= Exercise directions =
Set down each record exactly as written.

= Record extracts =

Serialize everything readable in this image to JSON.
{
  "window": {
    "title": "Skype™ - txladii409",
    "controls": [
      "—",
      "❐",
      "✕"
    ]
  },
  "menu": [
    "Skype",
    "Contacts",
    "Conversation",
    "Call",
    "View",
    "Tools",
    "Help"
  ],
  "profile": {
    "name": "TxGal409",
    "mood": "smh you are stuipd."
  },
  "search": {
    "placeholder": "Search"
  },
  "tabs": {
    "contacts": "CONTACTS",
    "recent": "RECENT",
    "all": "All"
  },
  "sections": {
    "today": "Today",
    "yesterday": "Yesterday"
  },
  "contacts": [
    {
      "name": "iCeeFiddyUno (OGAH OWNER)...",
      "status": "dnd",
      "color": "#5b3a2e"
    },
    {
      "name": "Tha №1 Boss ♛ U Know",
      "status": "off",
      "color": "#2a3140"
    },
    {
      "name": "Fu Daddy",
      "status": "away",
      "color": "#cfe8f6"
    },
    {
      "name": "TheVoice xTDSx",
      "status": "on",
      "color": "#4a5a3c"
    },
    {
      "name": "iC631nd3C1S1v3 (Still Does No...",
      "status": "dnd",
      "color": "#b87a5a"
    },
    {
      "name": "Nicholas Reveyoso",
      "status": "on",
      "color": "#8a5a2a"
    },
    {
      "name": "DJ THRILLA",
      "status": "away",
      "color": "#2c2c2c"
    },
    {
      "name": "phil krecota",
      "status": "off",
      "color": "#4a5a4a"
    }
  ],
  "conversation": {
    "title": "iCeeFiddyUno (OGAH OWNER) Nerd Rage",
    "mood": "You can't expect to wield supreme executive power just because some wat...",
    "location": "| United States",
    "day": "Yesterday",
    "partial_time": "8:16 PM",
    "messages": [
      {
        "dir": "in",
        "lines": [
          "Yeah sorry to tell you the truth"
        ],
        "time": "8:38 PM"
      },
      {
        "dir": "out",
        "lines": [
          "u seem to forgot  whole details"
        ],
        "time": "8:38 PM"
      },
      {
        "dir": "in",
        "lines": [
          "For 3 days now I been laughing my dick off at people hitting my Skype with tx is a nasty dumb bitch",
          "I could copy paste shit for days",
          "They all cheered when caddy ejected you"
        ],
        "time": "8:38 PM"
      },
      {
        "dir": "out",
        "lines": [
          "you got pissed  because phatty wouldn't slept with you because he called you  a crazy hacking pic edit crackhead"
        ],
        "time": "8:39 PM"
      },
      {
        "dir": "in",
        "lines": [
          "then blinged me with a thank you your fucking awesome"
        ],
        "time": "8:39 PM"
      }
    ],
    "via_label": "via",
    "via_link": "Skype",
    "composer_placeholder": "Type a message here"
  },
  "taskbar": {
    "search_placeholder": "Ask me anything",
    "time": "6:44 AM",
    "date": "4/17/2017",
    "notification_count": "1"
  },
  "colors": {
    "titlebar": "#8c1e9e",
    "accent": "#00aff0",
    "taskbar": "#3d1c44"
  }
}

= Result for this task =
Serialize everything readable in this image to JSON.
{
  "window": {
    "title": "Skype™ - txladii409",
    "controls": [
      "—",
      "❐",
      "✕"
    ]
  },
  "menu": [
    "Skype",
    "Contacts",
    "Conversation",
    "Call",
    "View",
    "Tools",
    "Help"
  ],
  "profile": {
    "name": "TxGal409",
    "mood": "smh you are stuipd."
  },
  "search": {
    "placeholder": "Search"
  },
  "tabs": {
    "contacts": "CONTACTS",
    "recent": "RECENT",
    "all": "All"
  },
  "sections": {
    "today": "Today",
    "yesterday": "Yesterday"
  },
  "contacts": [
    {
      "name": "iCeeFiddyUno (OGAH OWNER)...",
      "status": "dnd",
      "color": "#5b3a2e"
    },
    {
      "name": "Tha №1 Boss ♛ U Know",
      "status": "off",
      "color": "#2a3140"
    },
    {
      "name": "Fu Daddy",
      "status": "away",
      "color": "#cfe8f6"
    },
    {
      "name": "TheVoice xTDSx",
      "status": "on",
      "color": "#4a5a3c"
    },
    {
      "name": "iC631nd3C1S1v3 (Still Does No...",
      "status": "dnd",
      "color": "#b87a5a"
    },
    {
      "name": "Nicholas Reveyoso",
      "status": "on",
      "color": "#8a5a2a"
    },
    {
      "name": "DJ THRILLA",
      "status": "away",
      "color": "#2c2c2c"
    },
    {
      "name": "phil krecota",
      "status": "off",
      "color": "#4a5a4a"
    }
  ],
  "conversation": {
    "title": "iCeeFiddyUno (OGAH OWNER) Nerd Rage",
    "mood": "You can't expect to wield supreme executive power just because some wat...",
    "location": "| United States",
    "day": "Yesterday",
    "partial_time": "8:16 PM",
    "messages": [
      {
        "dir": "in",
        "lines": [
          "Yeah sorry to tell you the truth"
        ],
        "time": "8:38 PM"
      },
      {
        "dir": "out",
        "lines": [
          "u seem to forgot  whole details"
        ],
        "time": "8:38 PM"
      },
      {
        "dir": "in",
        "lines": [
          "For 3 days now I been laughing my dick off at people hitting my Skype with tx is a nasty dumb bitch",
          "I could copy paste shit for days",
          "They all cheered when caddy ejected you"
        ],
        "time": "8:38 PM"
      },
      {
        "dir": "out",
        "lines": [
          "you got pissed  because phatty wouldn't slept with you because he called you  a crazy hacking pic edit crackhead"
        ],
        "time": "8:39 PM"
      },
      {
        "dir": "in",
        "lines": [
          "then blinged me with a thank you your fucking awesome"
        ],
        "time": "8:39 PM"
      }
    ],
    "via_label": "via",
    "via_link": "Skype",
    "composer_placeholder": "Type a message here"
  },
  "taskbar": {
    "search_placeholder": "Ask me anything",
    "time": "6:44 AM",
    "date": "4/17/2017",
    "notification_count": "1"
  },
  "colors": {
    "titlebar": "#8c1e9e",
    "accent": "#00aff0",
    "taskbar": "#3d1c44"
  }
}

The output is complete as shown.